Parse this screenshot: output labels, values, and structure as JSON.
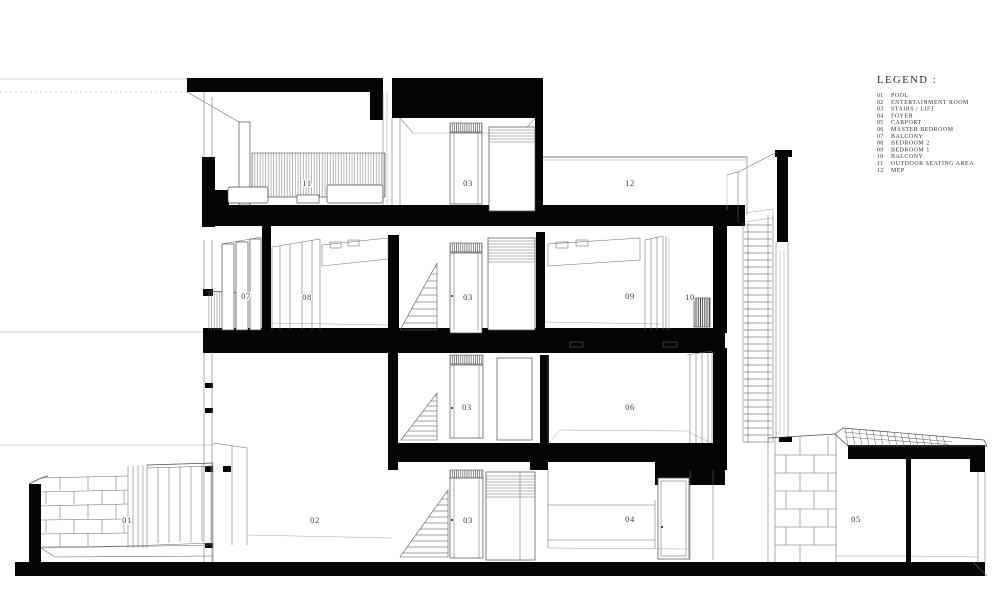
{
  "drawing": {
    "type": "architectural-section",
    "description": "Sectional perspective drawing of a four-storey residence"
  },
  "legend": {
    "title": "LEGEND :",
    "items": [
      {
        "num": "01",
        "label": "POOL"
      },
      {
        "num": "02",
        "label": "ENTERTAINMENT ROOM"
      },
      {
        "num": "03",
        "label": "STAIRS / LIFT"
      },
      {
        "num": "04",
        "label": "FOYER"
      },
      {
        "num": "05",
        "label": "CARPORT"
      },
      {
        "num": "06",
        "label": "MASTER BEDROOM"
      },
      {
        "num": "07",
        "label": "BALCONY"
      },
      {
        "num": "08",
        "label": "BEDROOM 2"
      },
      {
        "num": "09",
        "label": "BEDROOM 1"
      },
      {
        "num": "10",
        "label": "BALCONY"
      },
      {
        "num": "11",
        "label": "OUTDOOR SEATING AREA"
      },
      {
        "num": "12",
        "label": "MEP"
      }
    ]
  },
  "room_labels": [
    {
      "id": "pool",
      "num": "01"
    },
    {
      "id": "entertainment-room",
      "num": "02"
    },
    {
      "id": "stairs-ground",
      "num": "03"
    },
    {
      "id": "foyer",
      "num": "04"
    },
    {
      "id": "carport",
      "num": "05"
    },
    {
      "id": "stairs-level2",
      "num": "03"
    },
    {
      "id": "master-bedroom",
      "num": "06"
    },
    {
      "id": "balcony-upper-left",
      "num": "07"
    },
    {
      "id": "bedroom-2",
      "num": "08"
    },
    {
      "id": "stairs-level3",
      "num": "03"
    },
    {
      "id": "bedroom-1",
      "num": "09"
    },
    {
      "id": "balcony-upper-right",
      "num": "10"
    },
    {
      "id": "outdoor-seating",
      "num": "11"
    },
    {
      "id": "stairs-level4",
      "num": "03"
    },
    {
      "id": "mep",
      "num": "12"
    }
  ],
  "colors": {
    "ink": "#050505",
    "line": "#4a4a4a",
    "faint": "#9f9f9f",
    "background": "#ffffff"
  }
}
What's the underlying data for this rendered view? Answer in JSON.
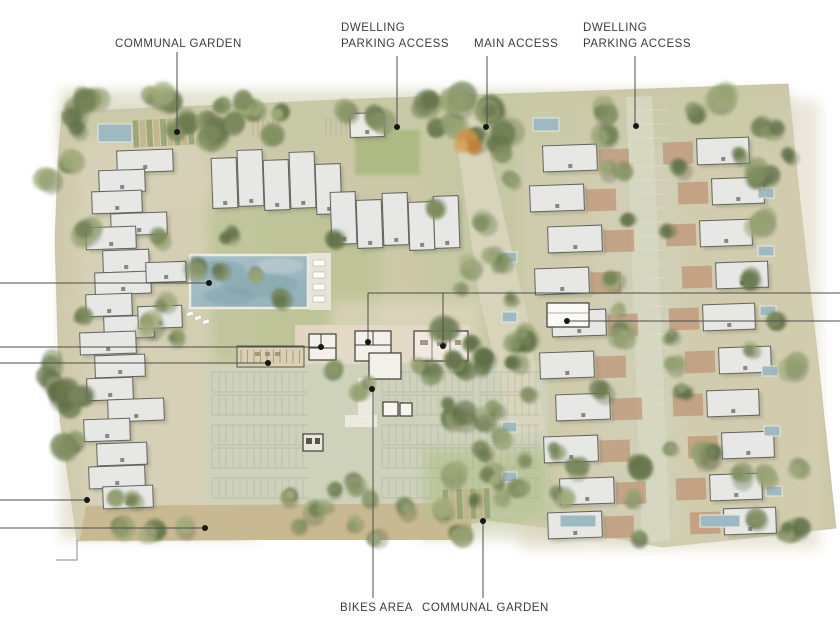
{
  "labels": {
    "communal_garden_top": "COMMUNAL GARDEN",
    "dwelling_parking_left_line1": "DWELLING",
    "dwelling_parking_left_line2": "PARKING ACCESS",
    "main_access": "MAIN ACCESS",
    "dwelling_parking_right_line1": "DWELLING",
    "dwelling_parking_right_line2": "PARKING ACCESS",
    "bikes_area": "BIKES AREA",
    "communal_garden_bottom": "COMMUNAL GARDEN"
  },
  "colors": {
    "ground": "#ccc9a8",
    "paving": "#d8d1b8",
    "plaza": "#e4d9c5",
    "asphalt": "#ced2bb",
    "lawn": "#b6c28f",
    "brick": "#bd9173",
    "roof": "#e7e8e5",
    "floorplan": "#f3f1ea",
    "pool": "#9db9c1",
    "pool_dark": "#7e9fa8",
    "tree_palette": [
      "#7f8f60",
      "#93a070",
      "#6b7b4f",
      "#a3ad7d",
      "#5d6d45"
    ],
    "accent_tree": "#cf9148",
    "leader_line": "#4d4d4d",
    "leader_dot": "#161616",
    "stall_line": "#b0b09e",
    "pergola": "#dbcfb3",
    "hedge": "#c9b992",
    "bed_a": "#c3b488",
    "bed_b": "#96a273"
  }
}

|---|

§ Work to do
Starting with the line that holds "What's the underlying", repeat exactly every line through the end of the material above, both ends included, without the pictures.

§ Answer to this task
What's the underlying data for this rendered view? Answer in JSON.
{
  "labels": {
    "communal_garden_top": "COMMUNAL GARDEN",
    "dwelling_parking_left_line1": "DWELLING",
    "dwelling_parking_left_line2": "PARKING ACCESS",
    "main_access": "MAIN ACCESS",
    "dwelling_parking_right_line1": "DWELLING",
    "dwelling_parking_right_line2": "PARKING ACCESS",
    "bikes_area": "BIKES AREA",
    "communal_garden_bottom": "COMMUNAL GARDEN"
  },
  "colors": {
    "ground": "#ccc9a8",
    "paving": "#d8d1b8",
    "plaza": "#e4d9c5",
    "asphalt": "#ced2bb",
    "lawn": "#b6c28f",
    "brick": "#bd9173",
    "roof": "#e7e8e5",
    "floorplan": "#f3f1ea",
    "pool": "#9db9c1",
    "pool_dark": "#7e9fa8",
    "tree_palette": [
      "#7f8f60",
      "#93a070",
      "#6b7b4f",
      "#a3ad7d",
      "#5d6d45"
    ],
    "accent_tree": "#cf9148",
    "leader_line": "#4d4d4d",
    "leader_dot": "#161616",
    "stall_line": "#b0b09e",
    "pergola": "#dbcfb3",
    "hedge": "#c9b992",
    "bed_a": "#c3b488",
    "bed_b": "#96a273"
  }
}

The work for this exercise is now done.